**DATASET RECORDS:**
=====

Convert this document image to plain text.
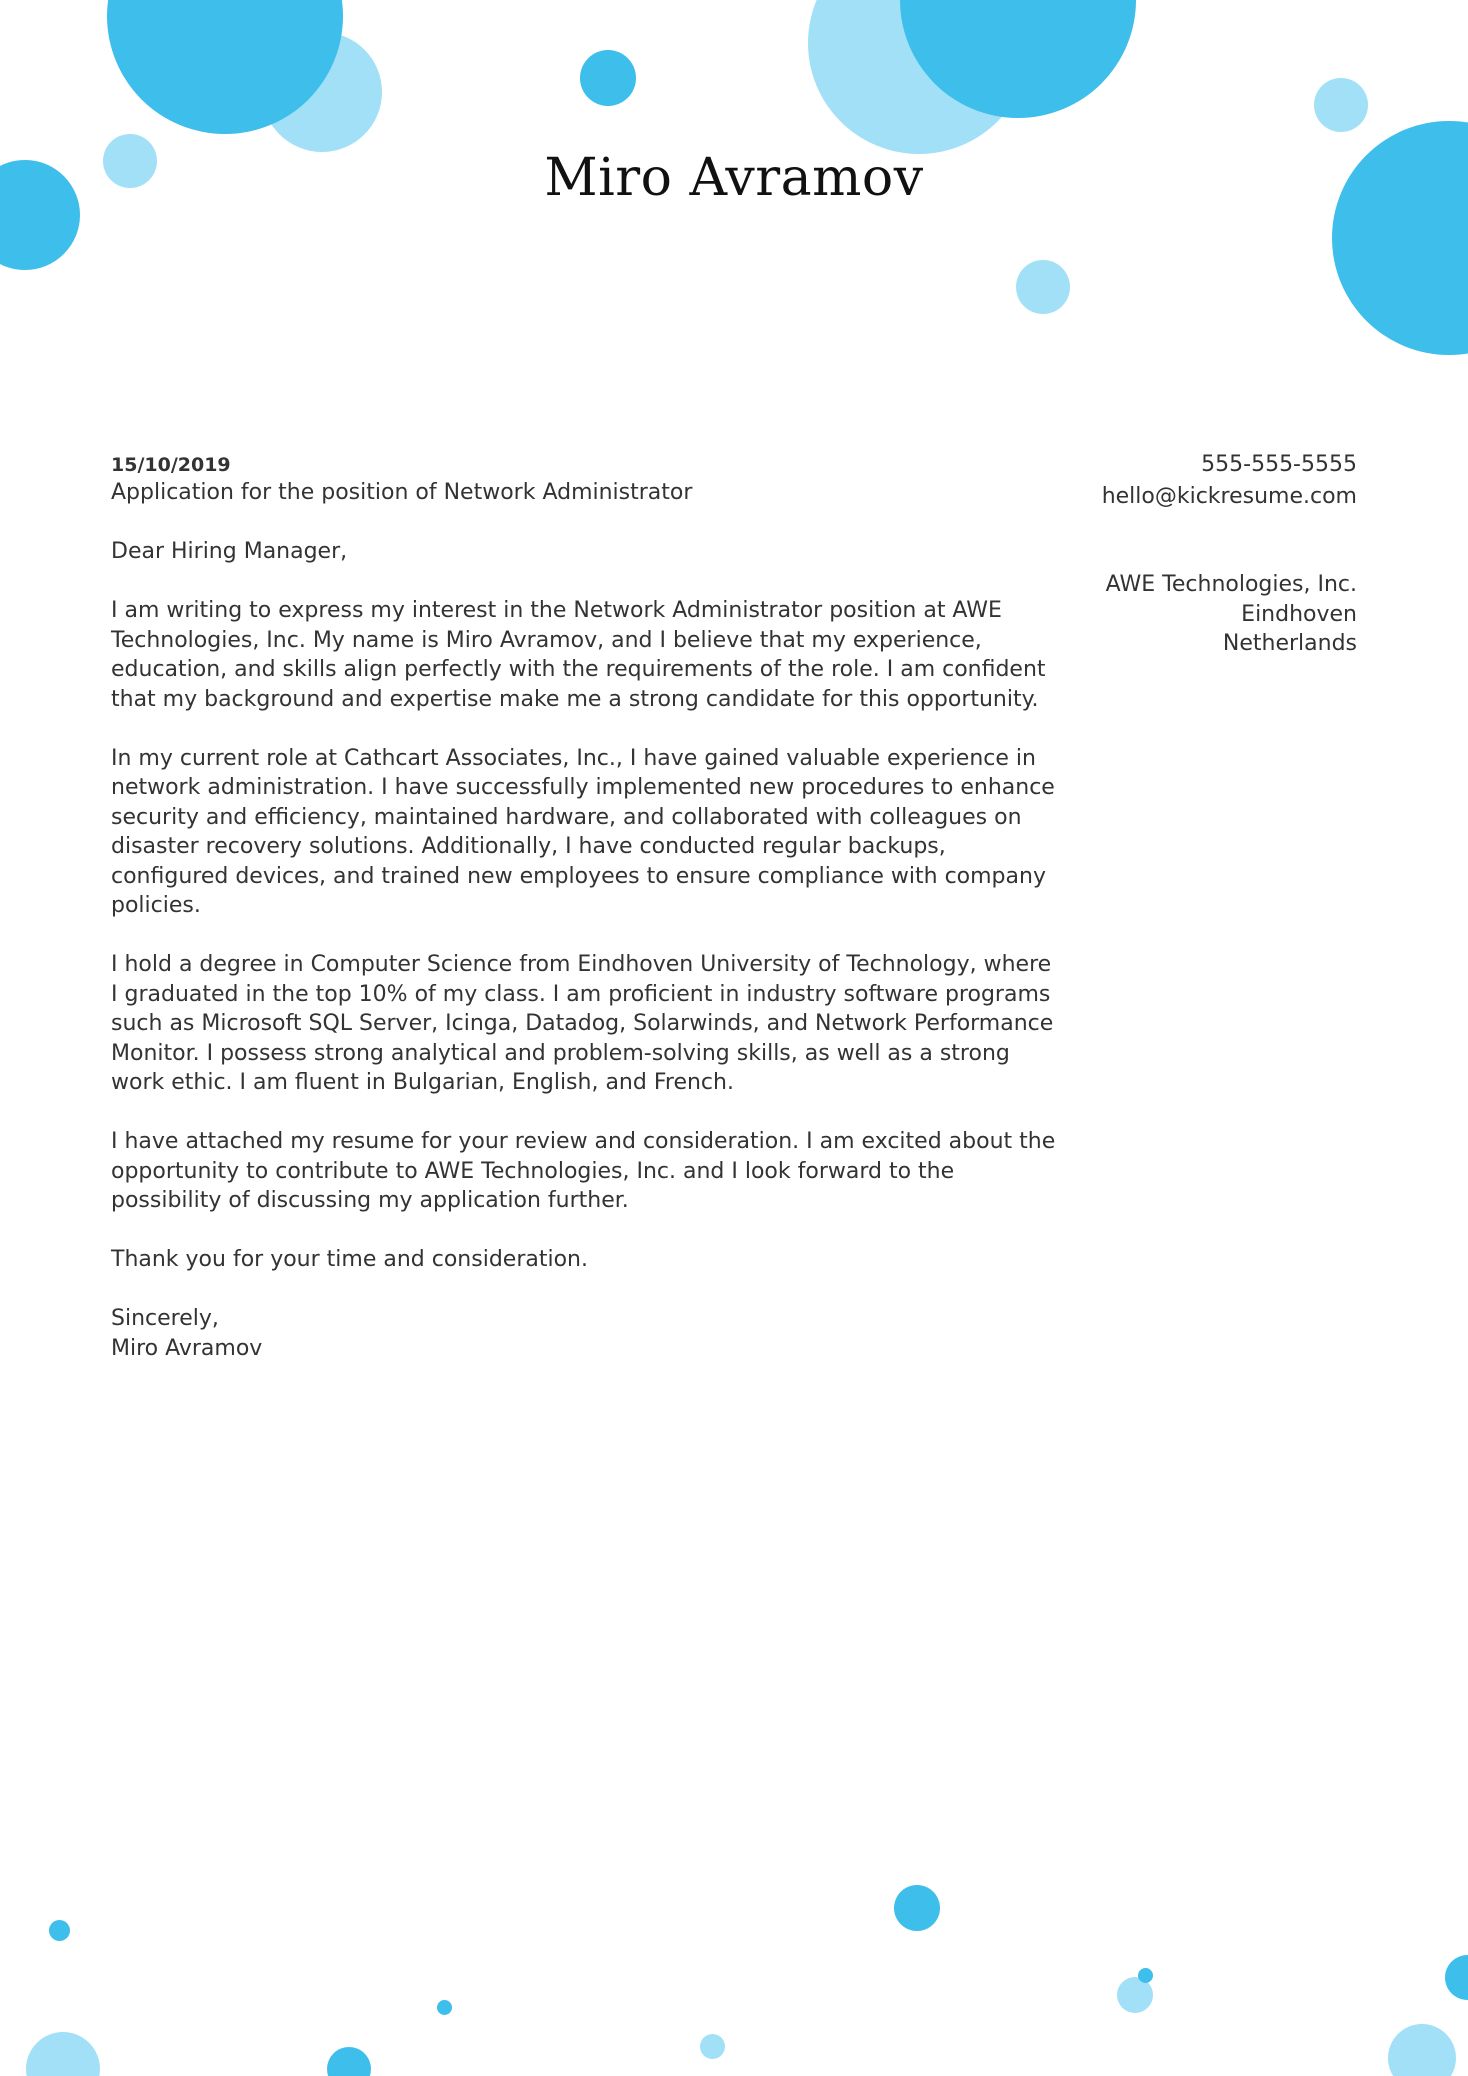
Miro Avramov
15/10/2019
Application for the position of Network Administrator
Dear Hiring Manager,

I am writing to express my interest in the Network Administrator position at AWE
Technologies, Inc. My name is Miro Avramov, and I believe that my experience,
education, and skills align perfectly with the requirements of the role. I am confident
that my background and expertise make me a strong candidate for this opportunity.

In my current role at Cathcart Associates, Inc., I have gained valuable experience in
network administration. I have successfully implemented new procedures to enhance
security and efficiency, maintained hardware, and collaborated with colleagues on
disaster recovery solutions. Additionally, I have conducted regular backups,
configured devices, and trained new employees to ensure compliance with company
policies.

I hold a degree in Computer Science from Eindhoven University of Technology, where
I graduated in the top 10% of my class. I am proficient in industry software programs
such as Microsoft SQL Server, Icinga, Datadog, Solarwinds, and Network Performance
Monitor. I possess strong analytical and problem-solving skills, as well as a strong
work ethic. I am fluent in Bulgarian, English, and French.

I have attached my resume for your review and consideration. I am excited about the
opportunity to contribute to AWE Technologies, Inc. and I look forward to the
possibility of discussing my application further.

Thank you for your time and consideration.

Sincerely,
Miro Avramov
555-555-5555
hello@kickresume.com
AWE Technologies, Inc.
Eindhoven
Netherlands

=====

**EXERCISE PROMPT:**
Looking at the data above, show all lines where the word "with" occurs.

**TASK ANSWER:**
education, and skills align perfectly with the requirements of the role. I am confident
security and efficiency, maintained hardware, and collaborated with colleagues on
configured devices, and trained new employees to ensure compliance with company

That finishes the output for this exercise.